_Written request:_ Reproduce the listing below without any change.

··· Exercise materials ···

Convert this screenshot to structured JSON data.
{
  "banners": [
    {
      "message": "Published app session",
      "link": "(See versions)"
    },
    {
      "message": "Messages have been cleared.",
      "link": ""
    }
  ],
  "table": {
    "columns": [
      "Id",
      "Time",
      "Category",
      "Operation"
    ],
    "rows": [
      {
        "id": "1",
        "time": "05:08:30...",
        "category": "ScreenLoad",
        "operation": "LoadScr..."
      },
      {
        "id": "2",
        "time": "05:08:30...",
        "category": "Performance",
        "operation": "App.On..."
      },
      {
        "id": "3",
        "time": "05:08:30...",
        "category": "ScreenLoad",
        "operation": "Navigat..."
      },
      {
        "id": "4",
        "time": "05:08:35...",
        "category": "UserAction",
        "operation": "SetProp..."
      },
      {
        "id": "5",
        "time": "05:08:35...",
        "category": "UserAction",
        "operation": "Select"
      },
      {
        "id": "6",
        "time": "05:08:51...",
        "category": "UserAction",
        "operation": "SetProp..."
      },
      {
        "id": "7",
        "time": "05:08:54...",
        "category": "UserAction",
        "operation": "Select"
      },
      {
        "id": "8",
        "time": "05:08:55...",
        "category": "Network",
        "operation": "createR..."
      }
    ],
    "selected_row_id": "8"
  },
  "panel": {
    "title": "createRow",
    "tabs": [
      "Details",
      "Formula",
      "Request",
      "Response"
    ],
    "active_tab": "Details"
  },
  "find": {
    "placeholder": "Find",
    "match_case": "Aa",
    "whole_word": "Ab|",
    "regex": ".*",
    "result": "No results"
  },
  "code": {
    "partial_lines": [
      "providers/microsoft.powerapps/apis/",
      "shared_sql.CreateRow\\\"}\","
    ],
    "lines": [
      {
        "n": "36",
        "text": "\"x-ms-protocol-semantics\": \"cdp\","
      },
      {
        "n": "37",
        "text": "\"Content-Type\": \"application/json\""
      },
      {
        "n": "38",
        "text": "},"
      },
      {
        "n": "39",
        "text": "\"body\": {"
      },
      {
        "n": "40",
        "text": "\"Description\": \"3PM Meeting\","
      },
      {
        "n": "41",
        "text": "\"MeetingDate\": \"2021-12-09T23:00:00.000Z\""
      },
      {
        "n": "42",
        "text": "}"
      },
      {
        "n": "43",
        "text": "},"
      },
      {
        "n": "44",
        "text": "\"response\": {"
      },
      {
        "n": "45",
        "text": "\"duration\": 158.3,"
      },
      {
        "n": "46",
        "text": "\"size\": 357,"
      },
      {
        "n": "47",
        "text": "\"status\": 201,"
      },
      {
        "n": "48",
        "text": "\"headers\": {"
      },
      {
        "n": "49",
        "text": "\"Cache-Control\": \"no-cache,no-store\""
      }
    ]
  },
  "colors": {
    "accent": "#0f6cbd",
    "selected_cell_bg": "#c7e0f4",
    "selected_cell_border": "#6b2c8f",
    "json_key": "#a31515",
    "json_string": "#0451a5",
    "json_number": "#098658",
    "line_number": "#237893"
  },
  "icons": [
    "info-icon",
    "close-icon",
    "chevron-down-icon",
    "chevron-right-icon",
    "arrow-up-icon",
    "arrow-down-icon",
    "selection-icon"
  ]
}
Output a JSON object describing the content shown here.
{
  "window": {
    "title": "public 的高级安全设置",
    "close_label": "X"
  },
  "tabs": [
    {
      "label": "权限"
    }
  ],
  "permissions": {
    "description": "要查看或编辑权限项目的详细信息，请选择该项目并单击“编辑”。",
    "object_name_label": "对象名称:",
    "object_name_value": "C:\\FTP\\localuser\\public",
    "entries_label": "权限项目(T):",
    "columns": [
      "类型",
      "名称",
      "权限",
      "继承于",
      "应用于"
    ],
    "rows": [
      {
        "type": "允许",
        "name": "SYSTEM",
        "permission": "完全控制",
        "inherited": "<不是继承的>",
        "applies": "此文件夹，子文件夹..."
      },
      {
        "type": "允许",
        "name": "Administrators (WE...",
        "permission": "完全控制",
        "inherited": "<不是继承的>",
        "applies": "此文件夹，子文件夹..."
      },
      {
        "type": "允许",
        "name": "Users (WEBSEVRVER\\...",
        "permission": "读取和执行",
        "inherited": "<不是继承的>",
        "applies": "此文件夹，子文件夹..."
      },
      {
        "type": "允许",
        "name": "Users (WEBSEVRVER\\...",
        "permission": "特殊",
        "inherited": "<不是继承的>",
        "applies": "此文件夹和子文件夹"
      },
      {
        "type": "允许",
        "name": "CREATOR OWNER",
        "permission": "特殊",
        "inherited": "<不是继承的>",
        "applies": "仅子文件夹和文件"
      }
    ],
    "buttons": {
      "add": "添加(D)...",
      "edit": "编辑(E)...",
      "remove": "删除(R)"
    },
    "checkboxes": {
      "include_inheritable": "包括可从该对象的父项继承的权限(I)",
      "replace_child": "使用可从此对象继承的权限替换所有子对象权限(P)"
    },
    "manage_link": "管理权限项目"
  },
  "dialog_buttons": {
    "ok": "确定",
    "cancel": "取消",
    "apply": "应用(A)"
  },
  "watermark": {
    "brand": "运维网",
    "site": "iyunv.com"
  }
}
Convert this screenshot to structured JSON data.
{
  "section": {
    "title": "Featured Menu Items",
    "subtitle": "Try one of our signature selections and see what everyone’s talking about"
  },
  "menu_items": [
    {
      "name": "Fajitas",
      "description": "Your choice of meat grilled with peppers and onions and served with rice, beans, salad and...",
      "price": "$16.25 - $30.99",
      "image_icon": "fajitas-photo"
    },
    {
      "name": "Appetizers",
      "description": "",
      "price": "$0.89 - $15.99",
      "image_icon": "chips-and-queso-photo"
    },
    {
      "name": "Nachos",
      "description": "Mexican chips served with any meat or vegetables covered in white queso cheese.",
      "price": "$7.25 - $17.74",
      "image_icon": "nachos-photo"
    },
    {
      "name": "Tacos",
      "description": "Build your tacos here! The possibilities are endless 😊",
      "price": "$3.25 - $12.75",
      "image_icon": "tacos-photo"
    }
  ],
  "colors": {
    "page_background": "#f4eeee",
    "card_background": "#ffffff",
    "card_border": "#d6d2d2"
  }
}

···

_Output of the task:_
Convert this screenshot to structured JSON data.
{
  "banners": [
    {
      "message": "Published app session",
      "link": "(See versions)"
    },
    {
      "message": "Messages have been cleared.",
      "link": ""
    }
  ],
  "table": {
    "columns": [
      "Id",
      "Time",
      "Category",
      "Operation"
    ],
    "rows": [
      {
        "id": "1",
        "time": "05:08:30...",
        "category": "ScreenLoad",
        "operation": "LoadScr..."
      },
      {
        "id": "2",
        "time": "05:08:30...",
        "category": "Performance",
        "operation": "App.On..."
      },
      {
        "id": "3",
        "time": "05:08:30...",
        "category": "ScreenLoad",
        "operation": "Navigat..."
      },
      {
        "id": "4",
        "time": "05:08:35...",
        "category": "UserAction",
        "operation": "SetProp..."
      },
      {
        "id": "5",
        "time": "05:08:35...",
        "category": "UserAction",
        "operation": "Select"
      },
      {
        "id": "6",
        "time": "05:08:51...",
        "category": "UserAction",
        "operation": "SetProp..."
      },
      {
        "id": "7",
        "time": "05:08:54...",
        "category": "UserAction",
        "operation": "Select"
      },
      {
        "id": "8",
        "time": "05:08:55...",
        "category": "Network",
        "operation": "createR..."
      }
    ],
    "selected_row_id": "8"
  },
  "panel": {
    "title": "createRow",
    "tabs": [
      "Details",
      "Formula",
      "Request",
      "Response"
    ],
    "active_tab": "Details"
  },
  "find": {
    "placeholder": "Find",
    "match_case": "Aa",
    "whole_word": "Ab|",
    "regex": ".*",
    "result": "No results"
  },
  "code": {
    "partial_lines": [
      "providers/microsoft.powerapps/apis/",
      "shared_sql.CreateRow\\\"}\","
    ],
    "lines": [
      {
        "n": "36",
        "text": "\"x-ms-protocol-semantics\": \"cdp\","
      },
      {
        "n": "37",
        "text": "\"Content-Type\": \"application/json\""
      },
      {
        "n": "38",
        "text": "},"
      },
      {
        "n": "39",
        "text": "\"body\": {"
      },
      {
        "n": "40",
        "text": "\"Description\": \"3PM Meeting\","
      },
      {
        "n": "41",
        "text": "\"MeetingDate\": \"2021-12-09T23:00:00.000Z\""
      },
      {
        "n": "42",
        "text": "}"
      },
      {
        "n": "43",
        "text": "},"
      },
      {
        "n": "44",
        "text": "\"response\": {"
      },
      {
        "n": "45",
        "text": "\"duration\": 158.3,"
      },
      {
        "n": "46",
        "text": "\"size\": 357,"
      },
      {
        "n": "47",
        "text": "\"status\": 201,"
      },
      {
        "n": "48",
        "text": "\"headers\": {"
      },
      {
        "n": "49",
        "text": "\"Cache-Control\": \"no-cache,no-store\""
      }
    ]
  },
  "colors": {
    "accent": "#0f6cbd",
    "selected_cell_bg": "#c7e0f4",
    "selected_cell_border": "#6b2c8f",
    "json_key": "#a31515",
    "json_string": "#0451a5",
    "json_number": "#098658",
    "line_number": "#237893"
  },
  "icons": [
    "info-icon",
    "close-icon",
    "chevron-down-icon",
    "chevron-right-icon",
    "arrow-up-icon",
    "arrow-down-icon",
    "selection-icon"
  ]
}
Output a JSON object describing the content shown here.
{
  "window": {
    "title": "public 的高级安全设置",
    "close_label": "X"
  },
  "tabs": [
    {
      "label": "权限"
    }
  ],
  "permissions": {
    "description": "要查看或编辑权限项目的详细信息，请选择该项目并单击“编辑”。",
    "object_name_label": "对象名称:",
    "object_name_value": "C:\\FTP\\localuser\\public",
    "entries_label": "权限项目(T):",
    "columns": [
      "类型",
      "名称",
      "权限",
      "继承于",
      "应用于"
    ],
    "rows": [
      {
        "type": "允许",
        "name": "SYSTEM",
        "permission": "完全控制",
        "inherited": "<不是继承的>",
        "applies": "此文件夹，子文件夹..."
      },
      {
        "type": "允许",
        "name": "Administrators (WE...",
        "permission": "完全控制",
        "inherited": "<不是继承的>",
        "applies": "此文件夹，子文件夹..."
      },
      {
        "type": "允许",
        "name": "Users (WEBSEVRVER\\...",
        "permission": "读取和执行",
        "inherited": "<不是继承的>",
        "applies": "此文件夹，子文件夹..."
      },
      {
        "type": "允许",
        "name": "Users (WEBSEVRVER\\...",
        "permission": "特殊",
        "inherited": "<不是继承的>",
        "applies": "此文件夹和子文件夹"
      },
      {
        "type": "允许",
        "name": "CREATOR OWNER",
        "permission": "特殊",
        "inherited": "<不是继承的>",
        "applies": "仅子文件夹和文件"
      }
    ],
    "buttons": {
      "add": "添加(D)...",
      "edit": "编辑(E)...",
      "remove": "删除(R)"
    },
    "checkboxes": {
      "include_inheritable": "包括可从该对象的父项继承的权限(I)",
      "replace_child": "使用可从此对象继承的权限替换所有子对象权限(P)"
    },
    "manage_link": "管理权限项目"
  },
  "dialog_buttons": {
    "ok": "确定",
    "cancel": "取消",
    "apply": "应用(A)"
  },
  "watermark": {
    "brand": "运维网",
    "site": "iyunv.com"
  }
}
Convert this screenshot to structured JSON data.
{
  "section": {
    "title": "Featured Menu Items",
    "subtitle": "Try one of our signature selections and see what everyone’s talking about"
  },
  "menu_items": [
    {
      "name": "Fajitas",
      "description": "Your choice of meat grilled with peppers and onions and served with rice, beans, salad and...",
      "price": "$16.25 - $30.99",
      "image_icon": "fajitas-photo"
    },
    {
      "name": "Appetizers",
      "description": "",
      "price": "$0.89 - $15.99",
      "image_icon": "chips-and-queso-photo"
    },
    {
      "name": "Nachos",
      "description": "Mexican chips served with any meat or vegetables covered in white queso cheese.",
      "price": "$7.25 - $17.74",
      "image_icon": "nachos-photo"
    },
    {
      "name": "Tacos",
      "description": "Build your tacos here! The possibilities are endless 😊",
      "price": "$3.25 - $12.75",
      "image_icon": "tacos-photo"
    }
  ],
  "colors": {
    "page_background": "#f4eeee",
    "card_background": "#ffffff",
    "card_border": "#d6d2d2"
  }
}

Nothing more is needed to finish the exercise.